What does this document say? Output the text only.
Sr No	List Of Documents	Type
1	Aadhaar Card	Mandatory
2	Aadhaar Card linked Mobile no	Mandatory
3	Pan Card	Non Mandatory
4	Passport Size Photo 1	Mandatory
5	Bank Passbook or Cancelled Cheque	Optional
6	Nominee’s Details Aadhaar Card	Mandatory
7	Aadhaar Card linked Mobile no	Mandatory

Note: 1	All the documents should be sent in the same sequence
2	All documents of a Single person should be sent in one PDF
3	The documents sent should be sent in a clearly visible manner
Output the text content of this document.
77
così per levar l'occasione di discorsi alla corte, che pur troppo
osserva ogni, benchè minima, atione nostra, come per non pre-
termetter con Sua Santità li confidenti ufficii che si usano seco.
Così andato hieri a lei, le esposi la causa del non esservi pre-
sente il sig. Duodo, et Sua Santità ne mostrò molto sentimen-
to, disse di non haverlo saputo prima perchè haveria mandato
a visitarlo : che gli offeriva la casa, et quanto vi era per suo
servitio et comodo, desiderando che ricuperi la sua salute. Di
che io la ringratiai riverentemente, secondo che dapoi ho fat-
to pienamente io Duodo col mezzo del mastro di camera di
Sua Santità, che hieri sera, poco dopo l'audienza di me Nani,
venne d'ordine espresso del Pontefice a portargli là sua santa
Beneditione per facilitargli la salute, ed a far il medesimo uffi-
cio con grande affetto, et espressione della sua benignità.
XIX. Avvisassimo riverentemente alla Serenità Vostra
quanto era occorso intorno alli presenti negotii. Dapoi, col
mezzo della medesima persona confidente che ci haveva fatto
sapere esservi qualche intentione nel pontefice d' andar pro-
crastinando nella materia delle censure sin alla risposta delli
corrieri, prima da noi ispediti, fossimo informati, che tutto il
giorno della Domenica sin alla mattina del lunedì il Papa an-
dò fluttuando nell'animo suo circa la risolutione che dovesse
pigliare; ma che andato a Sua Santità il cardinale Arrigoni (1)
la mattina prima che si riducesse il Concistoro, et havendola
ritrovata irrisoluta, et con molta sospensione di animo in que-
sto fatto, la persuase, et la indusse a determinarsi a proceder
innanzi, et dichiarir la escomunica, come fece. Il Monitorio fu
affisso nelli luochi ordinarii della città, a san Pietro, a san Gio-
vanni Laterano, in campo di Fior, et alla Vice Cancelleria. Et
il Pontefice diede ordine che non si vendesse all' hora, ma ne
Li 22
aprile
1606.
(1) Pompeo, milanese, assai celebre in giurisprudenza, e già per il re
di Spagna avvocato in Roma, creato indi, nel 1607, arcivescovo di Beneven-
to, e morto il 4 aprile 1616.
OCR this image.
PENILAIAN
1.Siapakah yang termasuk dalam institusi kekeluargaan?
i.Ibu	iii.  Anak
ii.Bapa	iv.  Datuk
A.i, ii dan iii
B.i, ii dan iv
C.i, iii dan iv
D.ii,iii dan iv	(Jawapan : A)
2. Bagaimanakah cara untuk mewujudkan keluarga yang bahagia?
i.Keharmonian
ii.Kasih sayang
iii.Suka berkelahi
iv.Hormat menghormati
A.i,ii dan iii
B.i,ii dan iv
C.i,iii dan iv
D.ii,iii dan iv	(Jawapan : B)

========

→ Required task:
Copy out each record from above, exactly.

→ Complete answer:
What does this document say? Output the text only.
Sr No	List Of Documents	Type
1	Aadhaar Card	Mandatory
2	Aadhaar Card linked Mobile no	Mandatory
3	Pan Card	Non Mandatory
4	Passport Size Photo 1	Mandatory
5	Bank Passbook or Cancelled Cheque	Optional
6	Nominee’s Details Aadhaar Card	Mandatory
7	Aadhaar Card linked Mobile no	Mandatory

Note: 1	All the documents should be sent in the same sequence
2	All documents of a Single person should be sent in one PDF
3	The documents sent should be sent in a clearly visible manner
Output the text content of this document.
77
così per levar l'occasione di discorsi alla corte, che pur troppo
osserva ogni, benchè minima, atione nostra, come per non pre-
termetter con Sua Santità li confidenti ufficii che si usano seco.
Così andato hieri a lei, le esposi la causa del non esservi pre-
sente il sig. Duodo, et Sua Santità ne mostrò molto sentimen-
to, disse di non haverlo saputo prima perchè haveria mandato
a visitarlo : che gli offeriva la casa, et quanto vi era per suo
servitio et comodo, desiderando che ricuperi la sua salute. Di
che io la ringratiai riverentemente, secondo che dapoi ho fat-
to pienamente io Duodo col mezzo del mastro di camera di
Sua Santità, che hieri sera, poco dopo l'audienza di me Nani,
venne d'ordine espresso del Pontefice a portargli là sua santa
Beneditione per facilitargli la salute, ed a far il medesimo uffi-
cio con grande affetto, et espressione della sua benignità.
XIX. Avvisassimo riverentemente alla Serenità Vostra
quanto era occorso intorno alli presenti negotii. Dapoi, col
mezzo della medesima persona confidente che ci haveva fatto
sapere esservi qualche intentione nel pontefice d' andar pro-
crastinando nella materia delle censure sin alla risposta delli
corrieri, prima da noi ispediti, fossimo informati, che tutto il
giorno della Domenica sin alla mattina del lunedì il Papa an-
dò fluttuando nell'animo suo circa la risolutione che dovesse
pigliare; ma che andato a Sua Santità il cardinale Arrigoni (1)
la mattina prima che si riducesse il Concistoro, et havendola
ritrovata irrisoluta, et con molta sospensione di animo in que-
sto fatto, la persuase, et la indusse a determinarsi a proceder
innanzi, et dichiarir la escomunica, come fece. Il Monitorio fu
affisso nelli luochi ordinarii della città, a san Pietro, a san Gio-
vanni Laterano, in campo di Fior, et alla Vice Cancelleria. Et
il Pontefice diede ordine che non si vendesse all' hora, ma ne
Li 22
aprile
1606.
(1) Pompeo, milanese, assai celebre in giurisprudenza, e già per il re
di Spagna avvocato in Roma, creato indi, nel 1607, arcivescovo di Beneven-
to, e morto il 4 aprile 1616.
OCR this image.
PENILAIAN
1.Siapakah yang termasuk dalam institusi kekeluargaan?
i.Ibu	iii.  Anak
ii.Bapa	iv.  Datuk
A.i, ii dan iii
B.i, ii dan iv
C.i, iii dan iv
D.ii,iii dan iv	(Jawapan : A)
2. Bagaimanakah cara untuk mewujudkan keluarga yang bahagia?
i.Keharmonian
ii.Kasih sayang
iii.Suka berkelahi
iv.Hormat menghormati
A.i,ii dan iii
B.i,ii dan iv
C.i,iii dan iv
D.ii,iii dan iv	(Jawapan : B)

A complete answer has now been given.